Written instruction:
Repeat the listing below word for word, starting at the line that has "Localize each UI" and stopping after the line that has "account-value: My personal", but leave the pictures out.

Data provided:
▽
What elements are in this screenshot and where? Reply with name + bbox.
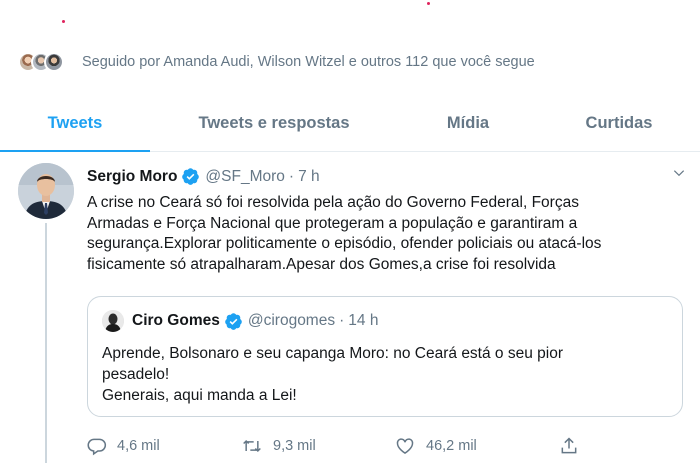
△
▽
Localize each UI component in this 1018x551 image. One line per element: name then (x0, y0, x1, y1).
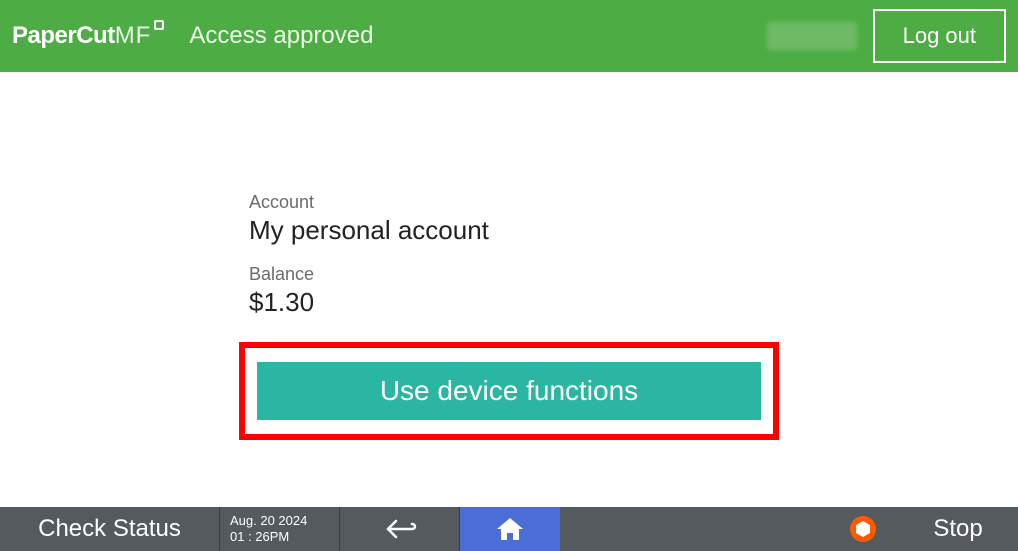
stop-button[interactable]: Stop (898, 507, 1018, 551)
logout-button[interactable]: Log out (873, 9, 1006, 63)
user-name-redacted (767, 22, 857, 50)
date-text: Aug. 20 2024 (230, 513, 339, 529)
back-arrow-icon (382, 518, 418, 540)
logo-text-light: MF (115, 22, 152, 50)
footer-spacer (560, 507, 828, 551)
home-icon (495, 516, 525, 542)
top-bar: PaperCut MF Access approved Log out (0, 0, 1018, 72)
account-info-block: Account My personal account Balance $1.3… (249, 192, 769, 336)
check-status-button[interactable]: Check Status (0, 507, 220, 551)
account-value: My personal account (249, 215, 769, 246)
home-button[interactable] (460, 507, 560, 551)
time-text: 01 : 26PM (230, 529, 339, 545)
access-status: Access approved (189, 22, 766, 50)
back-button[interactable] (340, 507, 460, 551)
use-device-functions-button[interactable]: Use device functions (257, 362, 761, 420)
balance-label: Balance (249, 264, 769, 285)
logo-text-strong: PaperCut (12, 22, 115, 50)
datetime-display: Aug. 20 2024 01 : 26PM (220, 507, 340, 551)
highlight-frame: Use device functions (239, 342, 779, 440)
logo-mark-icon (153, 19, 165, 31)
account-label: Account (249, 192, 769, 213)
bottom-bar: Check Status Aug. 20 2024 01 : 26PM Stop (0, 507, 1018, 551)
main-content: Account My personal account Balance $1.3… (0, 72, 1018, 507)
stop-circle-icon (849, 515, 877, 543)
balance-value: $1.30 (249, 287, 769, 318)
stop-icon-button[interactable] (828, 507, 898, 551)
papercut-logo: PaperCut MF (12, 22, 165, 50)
△
▽
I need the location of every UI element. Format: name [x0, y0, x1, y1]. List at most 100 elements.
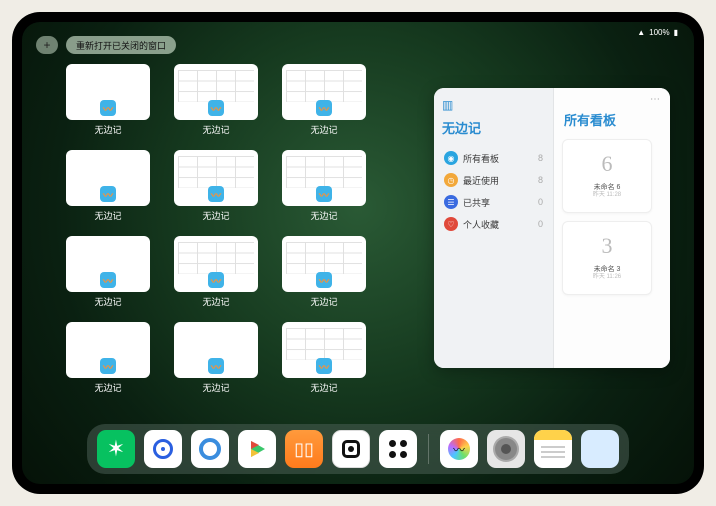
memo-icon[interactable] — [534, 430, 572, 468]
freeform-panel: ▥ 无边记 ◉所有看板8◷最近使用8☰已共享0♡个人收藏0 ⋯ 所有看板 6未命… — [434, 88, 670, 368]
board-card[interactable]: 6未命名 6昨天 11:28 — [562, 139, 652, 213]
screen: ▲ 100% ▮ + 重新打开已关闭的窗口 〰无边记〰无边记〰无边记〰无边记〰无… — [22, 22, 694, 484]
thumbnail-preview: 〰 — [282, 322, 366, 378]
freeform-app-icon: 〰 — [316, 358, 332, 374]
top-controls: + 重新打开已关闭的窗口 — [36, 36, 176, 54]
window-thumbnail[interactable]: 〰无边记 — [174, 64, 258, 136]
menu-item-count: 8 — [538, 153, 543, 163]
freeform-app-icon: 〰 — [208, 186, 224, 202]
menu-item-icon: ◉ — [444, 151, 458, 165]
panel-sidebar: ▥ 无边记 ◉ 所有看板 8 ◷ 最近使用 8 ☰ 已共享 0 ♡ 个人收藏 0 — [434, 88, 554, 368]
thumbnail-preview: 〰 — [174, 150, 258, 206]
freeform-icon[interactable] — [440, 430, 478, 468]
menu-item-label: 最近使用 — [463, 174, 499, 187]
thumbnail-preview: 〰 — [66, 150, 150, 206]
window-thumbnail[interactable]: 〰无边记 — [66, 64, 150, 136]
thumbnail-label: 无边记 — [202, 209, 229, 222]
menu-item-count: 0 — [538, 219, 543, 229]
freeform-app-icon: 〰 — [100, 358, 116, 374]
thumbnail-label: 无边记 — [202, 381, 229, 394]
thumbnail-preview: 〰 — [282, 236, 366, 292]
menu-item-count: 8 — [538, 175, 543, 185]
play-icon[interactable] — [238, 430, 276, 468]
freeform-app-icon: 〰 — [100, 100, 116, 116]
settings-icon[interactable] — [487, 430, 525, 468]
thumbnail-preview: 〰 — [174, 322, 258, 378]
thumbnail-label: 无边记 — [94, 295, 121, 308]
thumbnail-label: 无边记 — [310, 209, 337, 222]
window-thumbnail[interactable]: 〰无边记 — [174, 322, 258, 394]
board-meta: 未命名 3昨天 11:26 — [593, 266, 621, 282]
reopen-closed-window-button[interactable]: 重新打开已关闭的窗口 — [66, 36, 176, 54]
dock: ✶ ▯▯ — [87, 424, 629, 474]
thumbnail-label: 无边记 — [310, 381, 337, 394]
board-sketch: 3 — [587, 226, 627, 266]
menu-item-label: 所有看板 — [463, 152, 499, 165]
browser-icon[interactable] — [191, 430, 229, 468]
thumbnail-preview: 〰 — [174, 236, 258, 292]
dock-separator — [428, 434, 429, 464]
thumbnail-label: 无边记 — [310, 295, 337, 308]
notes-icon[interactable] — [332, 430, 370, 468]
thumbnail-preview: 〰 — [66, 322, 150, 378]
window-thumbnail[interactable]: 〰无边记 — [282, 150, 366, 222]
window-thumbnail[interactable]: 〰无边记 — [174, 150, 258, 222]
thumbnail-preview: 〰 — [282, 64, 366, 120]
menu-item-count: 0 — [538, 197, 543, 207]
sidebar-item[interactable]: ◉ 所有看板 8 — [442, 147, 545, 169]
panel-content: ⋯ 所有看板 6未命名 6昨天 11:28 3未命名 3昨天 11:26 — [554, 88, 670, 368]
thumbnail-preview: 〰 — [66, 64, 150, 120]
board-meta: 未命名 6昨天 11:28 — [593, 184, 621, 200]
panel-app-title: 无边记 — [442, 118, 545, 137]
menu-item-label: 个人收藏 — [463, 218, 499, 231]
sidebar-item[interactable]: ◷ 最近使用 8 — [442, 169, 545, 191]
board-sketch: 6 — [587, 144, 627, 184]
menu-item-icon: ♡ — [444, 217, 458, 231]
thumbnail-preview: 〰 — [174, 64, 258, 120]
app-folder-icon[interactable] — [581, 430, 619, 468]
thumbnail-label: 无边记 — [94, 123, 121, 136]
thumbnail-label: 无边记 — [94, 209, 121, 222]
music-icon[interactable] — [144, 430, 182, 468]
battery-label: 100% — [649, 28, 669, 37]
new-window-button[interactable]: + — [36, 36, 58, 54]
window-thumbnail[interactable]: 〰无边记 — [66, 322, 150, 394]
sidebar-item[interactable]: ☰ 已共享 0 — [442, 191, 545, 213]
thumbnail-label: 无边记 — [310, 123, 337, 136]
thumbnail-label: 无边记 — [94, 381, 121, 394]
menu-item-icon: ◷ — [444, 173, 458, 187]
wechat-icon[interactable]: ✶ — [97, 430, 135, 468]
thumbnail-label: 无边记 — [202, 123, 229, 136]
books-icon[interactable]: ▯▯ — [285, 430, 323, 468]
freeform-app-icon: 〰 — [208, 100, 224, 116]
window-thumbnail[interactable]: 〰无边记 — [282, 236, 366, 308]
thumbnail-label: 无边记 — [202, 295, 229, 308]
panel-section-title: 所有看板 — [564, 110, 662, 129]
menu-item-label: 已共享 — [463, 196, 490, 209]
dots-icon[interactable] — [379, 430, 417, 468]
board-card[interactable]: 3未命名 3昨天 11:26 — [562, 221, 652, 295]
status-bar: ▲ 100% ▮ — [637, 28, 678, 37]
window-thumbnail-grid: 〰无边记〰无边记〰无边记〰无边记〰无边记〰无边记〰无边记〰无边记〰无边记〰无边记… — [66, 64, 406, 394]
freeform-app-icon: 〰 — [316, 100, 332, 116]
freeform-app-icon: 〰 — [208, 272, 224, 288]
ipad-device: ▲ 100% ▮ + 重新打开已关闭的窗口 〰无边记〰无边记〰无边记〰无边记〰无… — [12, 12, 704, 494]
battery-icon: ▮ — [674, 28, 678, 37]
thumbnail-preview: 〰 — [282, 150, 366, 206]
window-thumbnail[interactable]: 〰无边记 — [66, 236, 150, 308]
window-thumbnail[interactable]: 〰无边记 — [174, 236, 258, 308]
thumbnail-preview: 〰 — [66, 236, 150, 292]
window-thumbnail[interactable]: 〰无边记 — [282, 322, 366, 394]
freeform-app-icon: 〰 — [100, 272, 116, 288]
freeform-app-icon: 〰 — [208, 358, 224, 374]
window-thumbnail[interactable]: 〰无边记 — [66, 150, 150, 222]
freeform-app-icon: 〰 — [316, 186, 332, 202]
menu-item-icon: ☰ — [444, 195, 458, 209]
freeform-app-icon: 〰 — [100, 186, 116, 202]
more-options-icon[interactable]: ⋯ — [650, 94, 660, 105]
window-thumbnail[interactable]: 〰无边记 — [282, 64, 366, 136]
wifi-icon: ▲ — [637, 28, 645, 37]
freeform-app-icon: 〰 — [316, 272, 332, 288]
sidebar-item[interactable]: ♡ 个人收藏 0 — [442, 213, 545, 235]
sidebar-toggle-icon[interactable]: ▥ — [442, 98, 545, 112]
△
Reply to the task:
Localize each UI component in this 1018x551 image. One line per element: name then (x0, y0, x1, y1).
stop-button[interactable]: Stop (898, 507, 1018, 551)
logout-button[interactable]: Log out (873, 9, 1006, 63)
user-name-redacted (767, 22, 857, 50)
date-text: Aug. 20 2024 (230, 513, 339, 529)
back-arrow-icon (382, 518, 418, 540)
logo-text-light: MF (115, 22, 152, 50)
footer-spacer (560, 507, 828, 551)
home-icon (495, 516, 525, 542)
top-bar: PaperCut MF Access approved Log out (0, 0, 1018, 72)
account-info-block: Account My personal account Balance $1.3… (249, 192, 769, 336)
check-status-button[interactable]: Check Status (0, 507, 220, 551)
account-value: My personal account (249, 215, 769, 246)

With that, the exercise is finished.